[start Working data]

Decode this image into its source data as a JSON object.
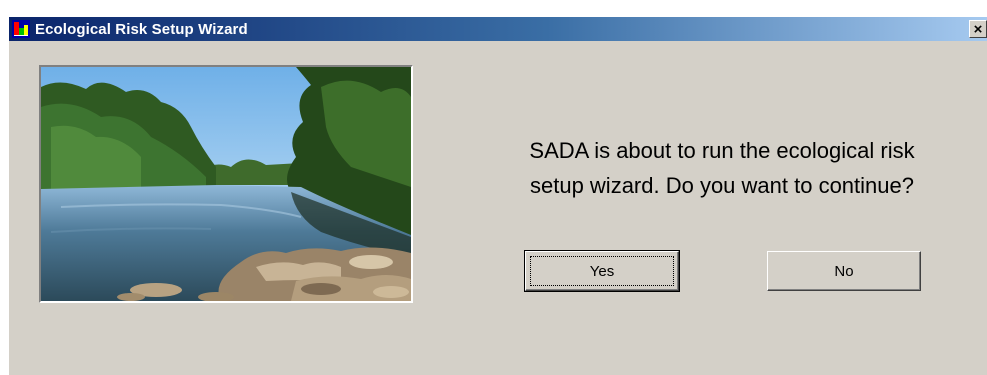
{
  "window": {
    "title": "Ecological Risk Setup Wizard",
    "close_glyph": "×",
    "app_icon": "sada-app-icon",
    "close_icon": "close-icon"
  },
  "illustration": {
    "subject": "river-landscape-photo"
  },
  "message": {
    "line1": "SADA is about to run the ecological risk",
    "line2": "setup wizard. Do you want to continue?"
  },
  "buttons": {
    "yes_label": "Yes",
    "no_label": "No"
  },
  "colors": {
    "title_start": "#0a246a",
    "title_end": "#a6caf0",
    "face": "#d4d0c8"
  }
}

[end Working data]
[start Working data]

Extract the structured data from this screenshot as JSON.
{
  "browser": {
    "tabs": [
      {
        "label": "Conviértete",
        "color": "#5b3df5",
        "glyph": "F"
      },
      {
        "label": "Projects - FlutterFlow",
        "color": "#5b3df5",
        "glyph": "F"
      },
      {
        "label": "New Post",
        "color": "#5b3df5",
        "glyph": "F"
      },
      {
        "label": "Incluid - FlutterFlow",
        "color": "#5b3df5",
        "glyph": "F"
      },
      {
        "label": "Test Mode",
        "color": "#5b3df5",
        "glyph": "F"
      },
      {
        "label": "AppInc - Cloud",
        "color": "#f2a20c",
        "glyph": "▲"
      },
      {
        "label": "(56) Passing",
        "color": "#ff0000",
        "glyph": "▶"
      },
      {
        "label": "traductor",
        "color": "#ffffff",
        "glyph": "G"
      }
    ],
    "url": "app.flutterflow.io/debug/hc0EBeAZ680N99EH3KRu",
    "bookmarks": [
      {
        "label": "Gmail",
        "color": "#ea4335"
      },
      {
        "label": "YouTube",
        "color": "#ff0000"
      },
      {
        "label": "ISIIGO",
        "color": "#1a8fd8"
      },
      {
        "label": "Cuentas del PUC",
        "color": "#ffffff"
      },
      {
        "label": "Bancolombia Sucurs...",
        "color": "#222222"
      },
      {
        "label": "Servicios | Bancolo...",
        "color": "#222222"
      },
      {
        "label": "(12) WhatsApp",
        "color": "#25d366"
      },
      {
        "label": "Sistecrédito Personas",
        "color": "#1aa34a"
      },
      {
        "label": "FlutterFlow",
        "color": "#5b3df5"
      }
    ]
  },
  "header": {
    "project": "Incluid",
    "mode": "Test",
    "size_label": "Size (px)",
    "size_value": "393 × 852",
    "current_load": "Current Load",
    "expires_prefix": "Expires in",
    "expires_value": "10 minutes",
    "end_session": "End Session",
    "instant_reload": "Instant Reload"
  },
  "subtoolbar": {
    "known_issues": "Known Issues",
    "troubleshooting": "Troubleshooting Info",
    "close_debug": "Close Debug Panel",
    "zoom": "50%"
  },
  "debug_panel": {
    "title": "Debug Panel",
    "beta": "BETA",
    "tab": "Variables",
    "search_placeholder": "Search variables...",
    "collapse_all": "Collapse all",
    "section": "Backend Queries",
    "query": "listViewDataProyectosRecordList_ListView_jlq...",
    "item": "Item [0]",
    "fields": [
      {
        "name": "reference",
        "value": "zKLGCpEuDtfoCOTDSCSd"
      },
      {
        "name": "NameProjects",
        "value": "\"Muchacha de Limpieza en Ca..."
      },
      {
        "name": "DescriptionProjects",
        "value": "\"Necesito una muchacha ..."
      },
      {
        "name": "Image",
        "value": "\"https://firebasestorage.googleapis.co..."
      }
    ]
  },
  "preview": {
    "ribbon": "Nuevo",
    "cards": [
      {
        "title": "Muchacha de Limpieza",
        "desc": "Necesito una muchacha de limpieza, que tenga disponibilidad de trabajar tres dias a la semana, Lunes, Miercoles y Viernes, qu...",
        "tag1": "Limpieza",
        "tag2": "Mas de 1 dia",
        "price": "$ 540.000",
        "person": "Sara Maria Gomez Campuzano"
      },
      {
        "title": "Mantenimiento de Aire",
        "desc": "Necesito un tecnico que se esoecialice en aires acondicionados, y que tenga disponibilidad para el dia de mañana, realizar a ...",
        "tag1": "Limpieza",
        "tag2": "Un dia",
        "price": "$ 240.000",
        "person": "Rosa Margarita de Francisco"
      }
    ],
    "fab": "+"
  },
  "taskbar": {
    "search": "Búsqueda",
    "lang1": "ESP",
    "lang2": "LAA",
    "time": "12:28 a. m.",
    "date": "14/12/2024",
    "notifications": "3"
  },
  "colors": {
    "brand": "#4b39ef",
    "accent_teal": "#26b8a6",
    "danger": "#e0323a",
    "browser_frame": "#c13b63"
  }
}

[end Working data]

Written problem :: Check each line of the listing above for the string "tenga", then report only how many lines have it.

Solution for this task :: 2